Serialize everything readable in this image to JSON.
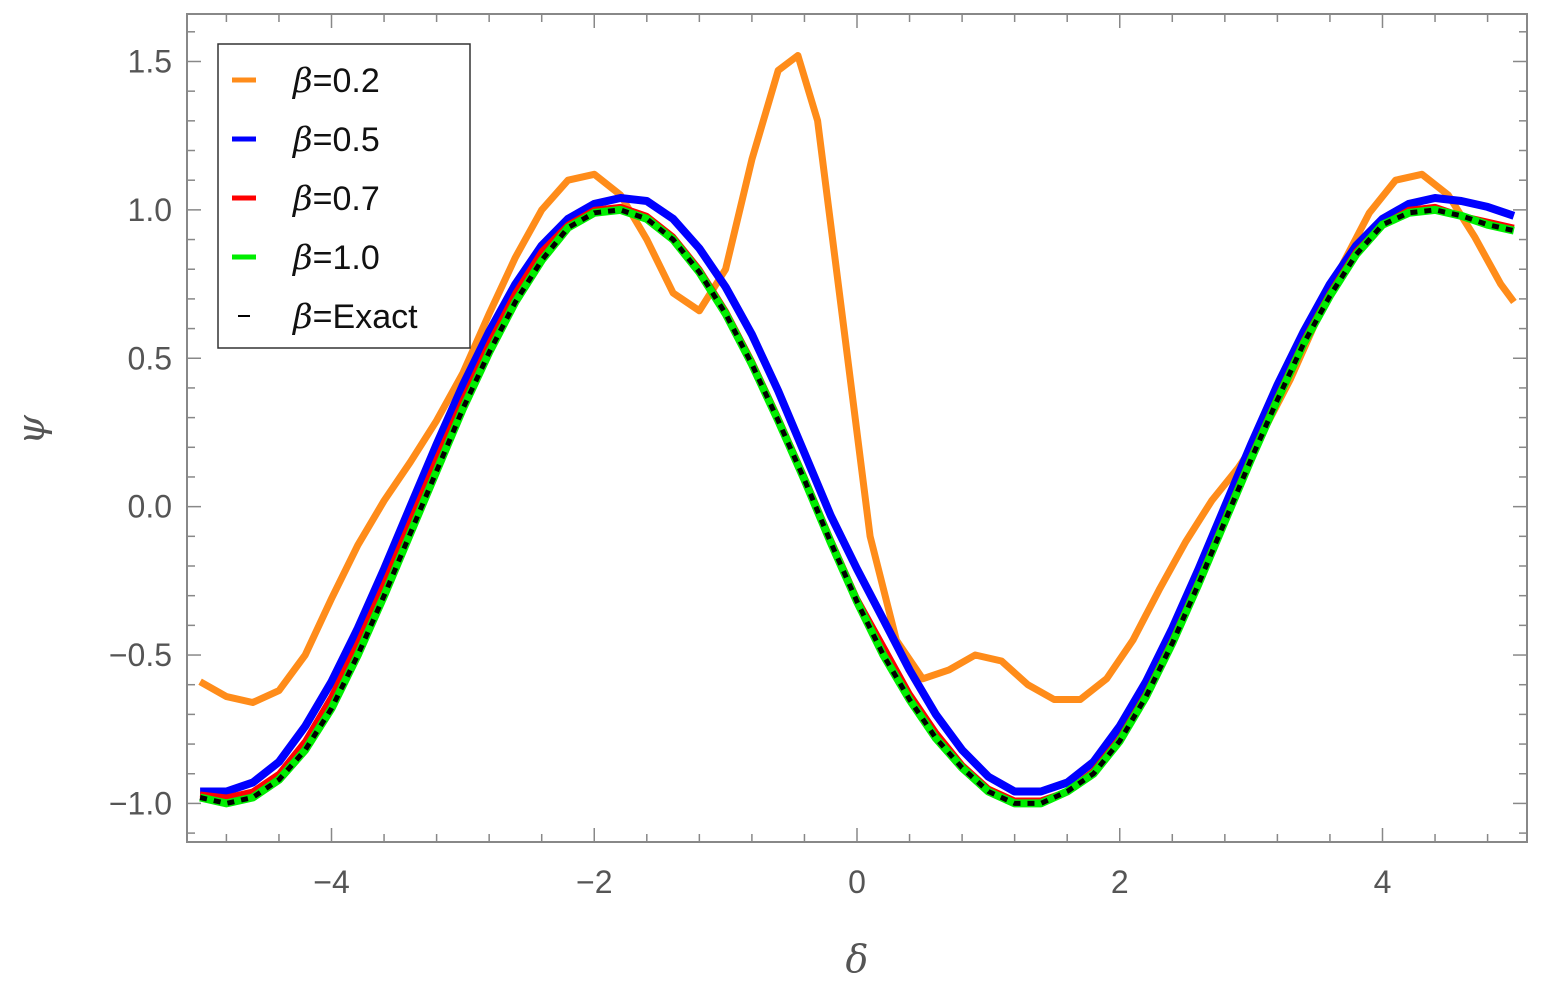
{
  "chart_data": {
    "type": "line",
    "xlabel": "δ",
    "ylabel": "ψ",
    "xlim": [
      -5.1,
      5.1
    ],
    "ylim": [
      -1.13,
      1.66
    ],
    "x_ticks": [
      -4,
      -2,
      0,
      2,
      4
    ],
    "x_tick_labels": [
      "−4",
      "−2",
      "0",
      "2",
      "4"
    ],
    "y_ticks": [
      -1.0,
      -0.5,
      0.0,
      0.5,
      1.0,
      1.5
    ],
    "y_tick_labels": [
      "−1.0",
      "−0.5",
      "0.0",
      "0.5",
      "1.0",
      "1.5"
    ],
    "grid": false,
    "legend_position": "top-left",
    "legend_prefix": "β",
    "series": [
      {
        "name": "=0.2",
        "color": "#ff8c1a",
        "style": "solid",
        "x": [
          -5.0,
          -4.8,
          -4.6,
          -4.4,
          -4.2,
          -4.0,
          -3.8,
          -3.6,
          -3.4,
          -3.2,
          -3.0,
          -2.8,
          -2.6,
          -2.4,
          -2.2,
          -2.0,
          -1.8,
          -1.6,
          -1.4,
          -1.2,
          -1.0,
          -0.8,
          -0.6,
          -0.45,
          -0.3,
          -0.1,
          0.1,
          0.3,
          0.5,
          0.7,
          0.9,
          1.1,
          1.3,
          1.5,
          1.7,
          1.9,
          2.1,
          2.3,
          2.5,
          2.7,
          2.9,
          3.1,
          3.3,
          3.5,
          3.7,
          3.9,
          4.1,
          4.3,
          4.5,
          4.7,
          4.9,
          5.0
        ],
        "y": [
          -0.59,
          -0.64,
          -0.66,
          -0.62,
          -0.5,
          -0.31,
          -0.13,
          0.02,
          0.15,
          0.29,
          0.45,
          0.65,
          0.84,
          1.0,
          1.1,
          1.12,
          1.05,
          0.9,
          0.72,
          0.66,
          0.8,
          1.17,
          1.47,
          1.52,
          1.3,
          0.6,
          -0.1,
          -0.45,
          -0.58,
          -0.55,
          -0.5,
          -0.52,
          -0.6,
          -0.65,
          -0.65,
          -0.58,
          -0.45,
          -0.28,
          -0.12,
          0.02,
          0.13,
          0.26,
          0.43,
          0.63,
          0.82,
          0.99,
          1.1,
          1.12,
          1.05,
          0.91,
          0.75,
          0.69
        ]
      },
      {
        "name": "=0.5",
        "color": "#0000ff",
        "style": "solid",
        "x": [
          -5.0,
          -4.8,
          -4.6,
          -4.4,
          -4.2,
          -4.0,
          -3.8,
          -3.6,
          -3.4,
          -3.2,
          -3.0,
          -2.8,
          -2.6,
          -2.4,
          -2.2,
          -2.0,
          -1.8,
          -1.6,
          -1.4,
          -1.2,
          -1.0,
          -0.8,
          -0.6,
          -0.4,
          -0.2,
          0.0,
          0.2,
          0.4,
          0.6,
          0.8,
          1.0,
          1.2,
          1.4,
          1.6,
          1.8,
          2.0,
          2.2,
          2.4,
          2.6,
          2.8,
          3.0,
          3.2,
          3.4,
          3.6,
          3.8,
          4.0,
          4.2,
          4.4,
          4.6,
          4.8,
          5.0
        ],
        "y": [
          -0.96,
          -0.96,
          -0.93,
          -0.86,
          -0.74,
          -0.59,
          -0.41,
          -0.21,
          0.0,
          0.21,
          0.41,
          0.59,
          0.75,
          0.88,
          0.97,
          1.02,
          1.04,
          1.03,
          0.97,
          0.87,
          0.74,
          0.58,
          0.39,
          0.18,
          -0.03,
          -0.21,
          -0.38,
          -0.55,
          -0.7,
          -0.82,
          -0.91,
          -0.96,
          -0.96,
          -0.93,
          -0.86,
          -0.74,
          -0.59,
          -0.41,
          -0.21,
          0.0,
          0.21,
          0.41,
          0.59,
          0.75,
          0.88,
          0.97,
          1.02,
          1.04,
          1.03,
          1.01,
          0.98
        ]
      },
      {
        "name": "=0.7",
        "color": "#ff0000",
        "style": "solid",
        "x": [
          -5.0,
          -4.8,
          -4.6,
          -4.4,
          -4.2,
          -4.0,
          -3.8,
          -3.6,
          -3.4,
          -3.2,
          -3.0,
          -2.8,
          -2.6,
          -2.4,
          -2.2,
          -2.0,
          -1.8,
          -1.6,
          -1.4,
          -1.2,
          -1.0,
          -0.8,
          -0.6,
          -0.4,
          -0.2,
          0.0,
          0.2,
          0.4,
          0.6,
          0.8,
          1.0,
          1.2,
          1.4,
          1.6,
          1.8,
          2.0,
          2.2,
          2.4,
          2.6,
          2.8,
          3.0,
          3.2,
          3.4,
          3.6,
          3.8,
          4.0,
          4.2,
          4.4,
          4.6,
          4.8,
          5.0
        ],
        "y": [
          -0.97,
          -0.98,
          -0.96,
          -0.9,
          -0.79,
          -0.64,
          -0.46,
          -0.26,
          -0.05,
          0.16,
          0.36,
          0.55,
          0.72,
          0.86,
          0.95,
          1.0,
          1.01,
          0.98,
          0.91,
          0.8,
          0.66,
          0.49,
          0.3,
          0.1,
          -0.11,
          -0.31,
          -0.47,
          -0.63,
          -0.76,
          -0.87,
          -0.95,
          -0.99,
          -0.99,
          -0.96,
          -0.89,
          -0.78,
          -0.63,
          -0.45,
          -0.25,
          -0.04,
          0.17,
          0.37,
          0.56,
          0.72,
          0.86,
          0.95,
          1.0,
          1.01,
          0.98,
          0.96,
          0.94
        ]
      },
      {
        "name": "=1.0",
        "color": "#00ee00",
        "style": "solid",
        "x": [
          -5.0,
          -4.8,
          -4.6,
          -4.4,
          -4.2,
          -4.0,
          -3.8,
          -3.6,
          -3.4,
          -3.2,
          -3.0,
          -2.8,
          -2.6,
          -2.4,
          -2.2,
          -2.0,
          -1.8,
          -1.6,
          -1.4,
          -1.2,
          -1.0,
          -0.8,
          -0.6,
          -0.4,
          -0.2,
          0.0,
          0.2,
          0.4,
          0.6,
          0.8,
          1.0,
          1.2,
          1.4,
          1.6,
          1.8,
          2.0,
          2.2,
          2.4,
          2.6,
          2.8,
          3.0,
          3.2,
          3.4,
          3.6,
          3.8,
          4.0,
          4.2,
          4.4,
          4.6,
          4.8,
          5.0
        ],
        "y": [
          -0.98,
          -1.0,
          -0.98,
          -0.92,
          -0.82,
          -0.68,
          -0.5,
          -0.3,
          -0.09,
          0.12,
          0.33,
          0.52,
          0.69,
          0.83,
          0.94,
          0.99,
          1.0,
          0.97,
          0.9,
          0.79,
          0.65,
          0.48,
          0.29,
          0.09,
          -0.12,
          -0.32,
          -0.5,
          -0.65,
          -0.78,
          -0.88,
          -0.96,
          -1.0,
          -1.0,
          -0.96,
          -0.9,
          -0.79,
          -0.64,
          -0.46,
          -0.26,
          -0.05,
          0.16,
          0.36,
          0.55,
          0.71,
          0.85,
          0.95,
          0.99,
          1.0,
          0.98,
          0.95,
          0.93
        ]
      },
      {
        "name": "=Exact",
        "color": "#000000",
        "style": "dashed",
        "x": [
          -5.0,
          -4.8,
          -4.6,
          -4.4,
          -4.2,
          -4.0,
          -3.8,
          -3.6,
          -3.4,
          -3.2,
          -3.0,
          -2.8,
          -2.6,
          -2.4,
          -2.2,
          -2.0,
          -1.8,
          -1.6,
          -1.4,
          -1.2,
          -1.0,
          -0.8,
          -0.6,
          -0.4,
          -0.2,
          0.0,
          0.2,
          0.4,
          0.6,
          0.8,
          1.0,
          1.2,
          1.4,
          1.6,
          1.8,
          2.0,
          2.2,
          2.4,
          2.6,
          2.8,
          3.0,
          3.2,
          3.4,
          3.6,
          3.8,
          4.0,
          4.2,
          4.4,
          4.6,
          4.8,
          5.0
        ],
        "y": [
          -0.98,
          -1.0,
          -0.98,
          -0.92,
          -0.82,
          -0.68,
          -0.5,
          -0.3,
          -0.09,
          0.12,
          0.33,
          0.52,
          0.69,
          0.83,
          0.94,
          0.99,
          1.0,
          0.97,
          0.9,
          0.79,
          0.65,
          0.48,
          0.29,
          0.09,
          -0.12,
          -0.32,
          -0.5,
          -0.65,
          -0.78,
          -0.88,
          -0.96,
          -1.0,
          -1.0,
          -0.96,
          -0.9,
          -0.79,
          -0.64,
          -0.46,
          -0.26,
          -0.05,
          0.16,
          0.36,
          0.55,
          0.71,
          0.85,
          0.95,
          0.99,
          1.0,
          0.98,
          0.95,
          0.93
        ]
      }
    ]
  }
}
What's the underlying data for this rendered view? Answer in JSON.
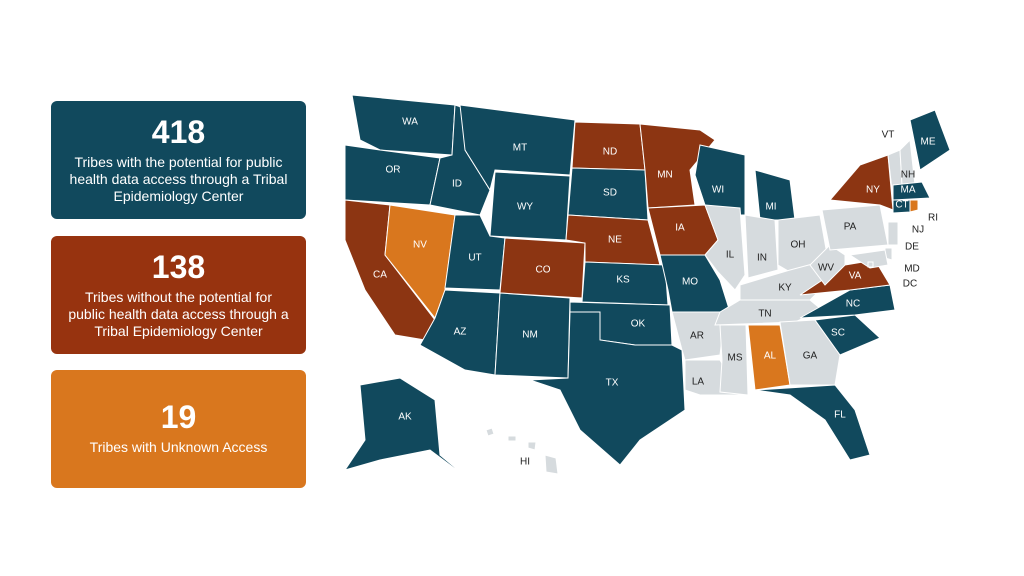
{
  "cards": [
    {
      "number": "418",
      "text": "Tribes with the potential for public health data access through a Tribal Epidemiology Center",
      "color": "#11495d"
    },
    {
      "number": "138",
      "text": "Tribes without the potential for public health data access through a Tribal Epidemiology Center",
      "color": "#97330f"
    },
    {
      "number": "19",
      "text": "Tribes with Unknown Access",
      "color": "#d9771e"
    }
  ],
  "map": {
    "states": [
      {
        "label": "WA",
        "color": "#11495d"
      },
      {
        "label": "OR",
        "color": "#11495d"
      },
      {
        "label": "CA",
        "color": "#8c3512"
      },
      {
        "label": "NV",
        "color": "#d9771e"
      },
      {
        "label": "ID",
        "color": "#11495d"
      },
      {
        "label": "MT",
        "color": "#11495d"
      },
      {
        "label": "WY",
        "color": "#11495d"
      },
      {
        "label": "UT",
        "color": "#11495d"
      },
      {
        "label": "CO",
        "color": "#8c3512"
      },
      {
        "label": "AZ",
        "color": "#11495d"
      },
      {
        "label": "NM",
        "color": "#11495d"
      },
      {
        "label": "ND",
        "color": "#8c3512"
      },
      {
        "label": "SD",
        "color": "#11495d"
      },
      {
        "label": "NE",
        "color": "#8c3512"
      },
      {
        "label": "KS",
        "color": "#11495d"
      },
      {
        "label": "OK",
        "color": "#11495d"
      },
      {
        "label": "TX",
        "color": "#11495d"
      },
      {
        "label": "MN",
        "color": "#8c3512"
      },
      {
        "label": "IA",
        "color": "#8c3512"
      },
      {
        "label": "MO",
        "color": "#11495d"
      },
      {
        "label": "AR",
        "color": "#d6dbde"
      },
      {
        "label": "LA",
        "color": "#d6dbde"
      },
      {
        "label": "WI",
        "color": "#11495d"
      },
      {
        "label": "IL",
        "color": "#d6dbde"
      },
      {
        "label": "MI",
        "color": "#11495d"
      },
      {
        "label": "IN",
        "color": "#d6dbde"
      },
      {
        "label": "OH",
        "color": "#d6dbde"
      },
      {
        "label": "KY",
        "color": "#d6dbde"
      },
      {
        "label": "TN",
        "color": "#d6dbde"
      },
      {
        "label": "MS",
        "color": "#d6dbde"
      },
      {
        "label": "AL",
        "color": "#d9771e"
      },
      {
        "label": "GA",
        "color": "#d6dbde"
      },
      {
        "label": "FL",
        "color": "#11495d"
      },
      {
        "label": "SC",
        "color": "#11495d"
      },
      {
        "label": "NC",
        "color": "#11495d"
      },
      {
        "label": "VA",
        "color": "#8c3512"
      },
      {
        "label": "WV",
        "color": "#d6dbde"
      },
      {
        "label": "PA",
        "color": "#d6dbde"
      },
      {
        "label": "NY",
        "color": "#8c3512"
      },
      {
        "label": "ME",
        "color": "#11495d"
      },
      {
        "label": "VT",
        "color": "#d6dbde"
      },
      {
        "label": "NH",
        "color": "#d6dbde"
      },
      {
        "label": "MA",
        "color": "#11495d"
      },
      {
        "label": "CT",
        "color": "#11495d"
      },
      {
        "label": "RI",
        "color": "#d9771e"
      },
      {
        "label": "NJ",
        "color": "#d6dbde"
      },
      {
        "label": "DE",
        "color": "#d6dbde"
      },
      {
        "label": "MD",
        "color": "#d6dbde"
      },
      {
        "label": "DC",
        "color": "#d6dbde"
      },
      {
        "label": "AK",
        "color": "#11495d"
      },
      {
        "label": "HI",
        "color": "#d6dbde"
      }
    ]
  }
}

WHAT THIS TASK INVOLVES> Copy each line of the data that contains the word "Epidemiology".

RESPONSE TO THE EXERCISE>
      "text": "Tribes with the potential for public health data access through a Tribal Epidemiology Center",
      "text": "Tribes without the potential for public health data access through a Tribal Epidemiology Center",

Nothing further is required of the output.